Task instructions ▸ Locate every line in the items below that contains the string "section" and copy each of those lines. Case matters.

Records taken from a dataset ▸
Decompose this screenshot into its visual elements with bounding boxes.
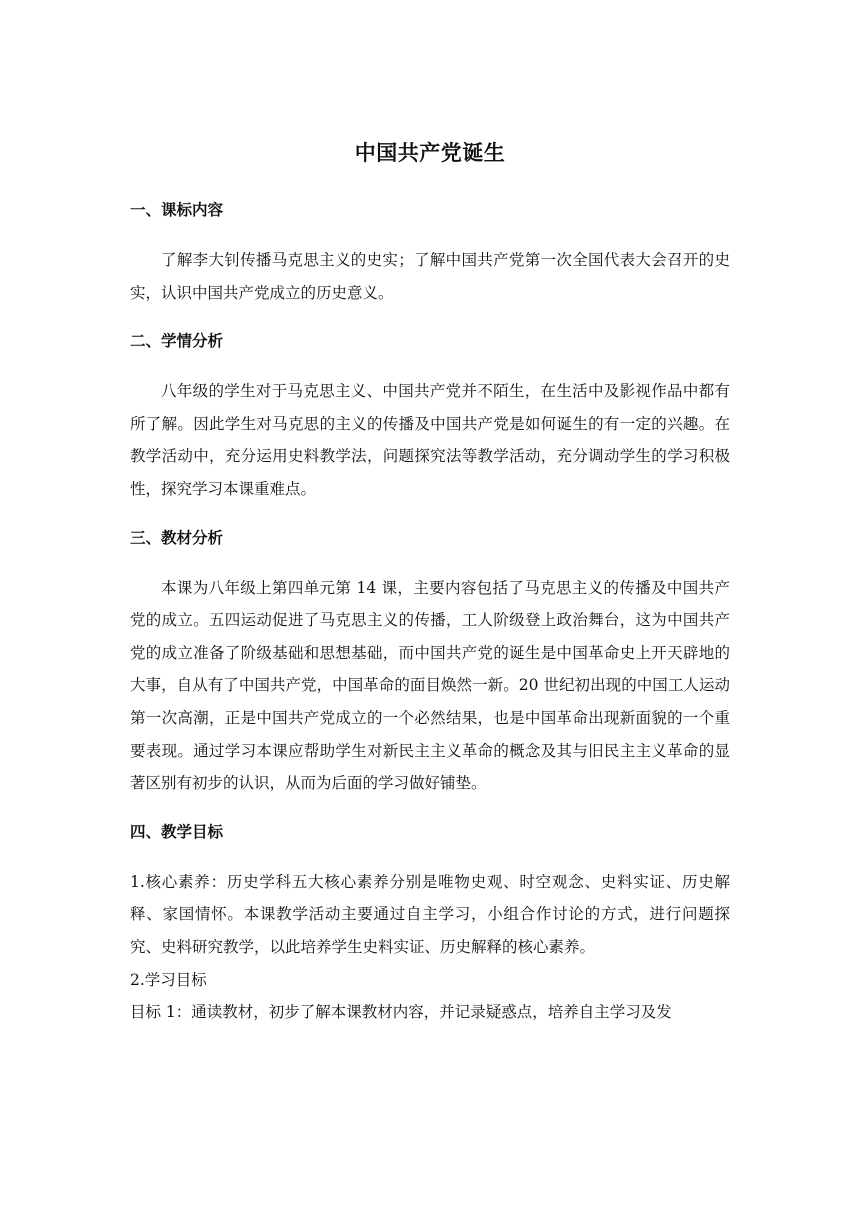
section-learner-analysis: [130, 327, 730, 505]
section-paragraph: 八年级的学生对于马克思主义、中国共产党并不陌生，在生活中及影视作品中都有所了解。因此学生对马克思的主义的传播及中国共产党是如何诞生的有一定的兴趣。在教学活动中，充分运用史料教学法，问题探究法等教学活动，充分调动学生的学习积极性，探究学习本课重难点。: [130, 382, 730, 498]
objective-learning-goals-heading: 2.学习目标: [130, 970, 207, 989]
section-textbook-analysis: [130, 524, 730, 800]
section-heading: 一、课标内容: [130, 200, 224, 219]
document-title: 中国共产党诞生: [354, 140, 506, 165]
section-heading: 四、教学目标: [130, 821, 224, 841]
section-paragraph: 了解李大钊传播马克思主义的史实；了解中国共产党第一次全国代表大会召开的史实，认识中国共产党成立的历史意义。: [130, 251, 730, 302]
section-heading: 二、学情分析: [130, 331, 224, 351]
section-curriculum-standards: [130, 196, 730, 309]
objective-core-literacy: 1.核心素养：历史学科五大核心素养分别是唯物史观、时空观念、史料实证、历史解释、家国情怀。本课教学活动主要通过自主学习，小组合作讨论的方式，进行问题探究、史料研究教学，以此培养学生史料实证、历史解释的核心素养。: [130, 872, 730, 956]
objective-goal-1: 目标 1：通读教材，初步了解本课教材内容，并记录疑惑点，培养自主学习及发: [130, 1003, 672, 1022]
section-paragraph: 本课为八年级上第四单元第 14 课，主要内容包括了马克思主义的传播及中国共产党的成立。五四运动促进了马克思主义的传播，工人阶级登上政治舞台，这为中国共产党的成立准备了阶级基础和思想基础，而中国共产党的诞生是中国革命史上开天辟地的大事，自从有了中国共产党，中国革命的面目焕然一新。20 世纪初出现的中国工人运动第一次高潮，正是中国共产党成立的一个必然结果，也是中国革命出现新面貌的一个重要表现。通过学习本课应帮助学生对新民主主义革命的概念及其与旧民主主义革命的显著区别有初步的认识，从而为后面的学习做好铺垫。: [130, 578, 730, 793]
section-heading: 三、教材分析: [130, 527, 224, 547]
document-body: [130, 138, 730, 1047]
section-teaching-objectives: [130, 818, 730, 1029]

Written response ▸
section-learner-analysis: [130, 327, 730, 505]
section-paragraph: 八年级的学生对于马克思主义、中国共产党并不陌生，在生活中及影视作品中都有所了解。因此学生对马克思的主义的传播及中国共产党是如何诞生的有一定的兴趣。在教学活动中，充分运用史料教学法，问题探究法等教学活动，充分调动学生的学习积极性，探究学习本课重难点。: [130, 382, 730, 498]
section-textbook-analysis: [130, 524, 730, 800]
section-heading: 一、课标内容: [130, 200, 224, 219]
section-heading: 四、教学目标: [130, 821, 224, 841]
section-paragraph: 了解李大钊传播马克思主义的史实；了解中国共产党第一次全国代表大会召开的史实，认识中国共产党成立的历史意义。: [130, 251, 730, 302]
section-heading: 二、学情分析: [130, 331, 224, 351]
section-curriculum-standards: [130, 196, 730, 309]
section-paragraph: 本课为八年级上第四单元第 14 课，主要内容包括了马克思主义的传播及中国共产党的成立。五四运动促进了马克思主义的传播，工人阶级登上政治舞台，这为中国共产党的成立准备了阶级基础和思想基础，而中国共产党的诞生是中国革命史上开天辟地的大事，自从有了中国共产党，中国革命的面目焕然一新。20 世纪初出现的中国工人运动第一次高潮，正是中国共产党成立的一个必然结果，也是中国革命出现新面貌的一个重要表现。通过学习本课应帮助学生对新民主主义革命的概念及其与旧民主主义革命的显著区别有初步的认识，从而为后面的学习做好铺垫。: [130, 578, 730, 793]
section-heading: 三、教材分析: [130, 527, 224, 547]
section-teaching-objectives: [130, 818, 730, 1029]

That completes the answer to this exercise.